──────── Data shown ────────
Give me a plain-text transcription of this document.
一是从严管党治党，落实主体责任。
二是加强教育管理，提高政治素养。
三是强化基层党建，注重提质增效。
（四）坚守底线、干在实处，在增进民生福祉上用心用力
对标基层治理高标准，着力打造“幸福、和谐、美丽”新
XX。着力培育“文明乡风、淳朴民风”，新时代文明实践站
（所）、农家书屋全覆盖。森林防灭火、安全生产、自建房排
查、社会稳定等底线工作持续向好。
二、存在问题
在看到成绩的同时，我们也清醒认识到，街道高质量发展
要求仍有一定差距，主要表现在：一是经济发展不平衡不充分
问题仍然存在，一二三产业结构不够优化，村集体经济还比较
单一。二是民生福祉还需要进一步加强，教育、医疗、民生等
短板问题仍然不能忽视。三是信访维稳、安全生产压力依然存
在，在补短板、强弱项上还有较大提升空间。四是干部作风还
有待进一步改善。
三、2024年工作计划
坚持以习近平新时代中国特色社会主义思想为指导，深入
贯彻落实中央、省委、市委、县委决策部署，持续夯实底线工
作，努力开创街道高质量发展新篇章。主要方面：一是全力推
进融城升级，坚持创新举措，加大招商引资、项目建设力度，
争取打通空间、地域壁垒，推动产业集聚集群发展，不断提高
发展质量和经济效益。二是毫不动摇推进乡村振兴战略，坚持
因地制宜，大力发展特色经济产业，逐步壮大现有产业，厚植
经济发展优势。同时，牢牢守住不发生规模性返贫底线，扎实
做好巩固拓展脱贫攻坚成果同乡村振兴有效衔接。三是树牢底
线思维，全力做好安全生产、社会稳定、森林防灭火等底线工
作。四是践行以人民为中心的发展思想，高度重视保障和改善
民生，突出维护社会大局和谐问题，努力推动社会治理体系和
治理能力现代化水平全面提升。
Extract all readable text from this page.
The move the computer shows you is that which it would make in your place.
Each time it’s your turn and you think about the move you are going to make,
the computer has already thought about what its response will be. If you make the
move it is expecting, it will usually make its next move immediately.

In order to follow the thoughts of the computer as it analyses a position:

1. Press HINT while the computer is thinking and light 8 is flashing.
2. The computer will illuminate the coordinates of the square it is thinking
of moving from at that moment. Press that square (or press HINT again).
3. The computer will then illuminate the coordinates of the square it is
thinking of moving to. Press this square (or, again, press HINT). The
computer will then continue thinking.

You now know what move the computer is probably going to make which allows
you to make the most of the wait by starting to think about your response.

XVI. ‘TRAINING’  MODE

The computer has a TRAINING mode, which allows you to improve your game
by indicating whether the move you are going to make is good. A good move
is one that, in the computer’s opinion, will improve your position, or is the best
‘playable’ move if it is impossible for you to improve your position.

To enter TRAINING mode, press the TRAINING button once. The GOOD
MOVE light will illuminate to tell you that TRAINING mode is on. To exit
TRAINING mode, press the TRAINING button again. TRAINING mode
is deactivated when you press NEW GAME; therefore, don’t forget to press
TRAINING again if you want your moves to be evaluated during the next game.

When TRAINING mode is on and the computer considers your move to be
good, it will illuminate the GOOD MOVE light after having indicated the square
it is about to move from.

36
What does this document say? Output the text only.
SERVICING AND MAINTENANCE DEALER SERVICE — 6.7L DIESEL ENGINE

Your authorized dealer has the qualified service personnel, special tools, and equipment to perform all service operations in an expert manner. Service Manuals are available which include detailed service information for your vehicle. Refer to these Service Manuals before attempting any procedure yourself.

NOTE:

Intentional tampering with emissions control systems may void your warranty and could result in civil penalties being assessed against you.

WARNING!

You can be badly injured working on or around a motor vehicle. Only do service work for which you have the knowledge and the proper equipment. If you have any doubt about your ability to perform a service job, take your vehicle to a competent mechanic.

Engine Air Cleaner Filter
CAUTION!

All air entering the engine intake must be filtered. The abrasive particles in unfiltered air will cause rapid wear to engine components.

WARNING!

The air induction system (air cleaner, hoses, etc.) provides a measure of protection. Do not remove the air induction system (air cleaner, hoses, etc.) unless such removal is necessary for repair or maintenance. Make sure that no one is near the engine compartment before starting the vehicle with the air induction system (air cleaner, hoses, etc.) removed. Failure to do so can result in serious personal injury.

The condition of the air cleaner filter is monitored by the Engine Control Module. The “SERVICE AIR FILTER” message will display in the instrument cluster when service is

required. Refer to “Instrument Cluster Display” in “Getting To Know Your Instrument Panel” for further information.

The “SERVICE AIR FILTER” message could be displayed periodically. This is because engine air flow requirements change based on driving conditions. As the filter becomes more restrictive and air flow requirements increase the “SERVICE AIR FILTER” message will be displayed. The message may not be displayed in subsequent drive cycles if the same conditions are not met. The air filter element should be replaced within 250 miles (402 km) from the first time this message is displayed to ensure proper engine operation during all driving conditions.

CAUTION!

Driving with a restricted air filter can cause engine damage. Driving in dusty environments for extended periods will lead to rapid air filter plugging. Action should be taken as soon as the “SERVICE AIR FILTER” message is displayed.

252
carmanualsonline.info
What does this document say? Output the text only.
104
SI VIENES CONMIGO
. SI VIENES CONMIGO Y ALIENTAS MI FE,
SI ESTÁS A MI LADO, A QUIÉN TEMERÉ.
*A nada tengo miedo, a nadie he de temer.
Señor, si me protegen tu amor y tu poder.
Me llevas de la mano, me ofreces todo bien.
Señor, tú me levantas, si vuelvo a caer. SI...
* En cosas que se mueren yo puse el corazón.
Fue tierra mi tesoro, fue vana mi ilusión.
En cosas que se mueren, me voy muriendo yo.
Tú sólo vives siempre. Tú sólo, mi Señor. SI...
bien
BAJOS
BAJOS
────────
**Exercise goal**: Scan the material above. Copy each line where "thinking" occurs.

**Solution for this problem**:
1. Press HINT while the computer is thinking and light 8 is flashing.
2. The computer will illuminate the coordinates of the square it is thinking
thinking of moving to. Press this square (or, again, press HINT). The
computer will then continue thinking.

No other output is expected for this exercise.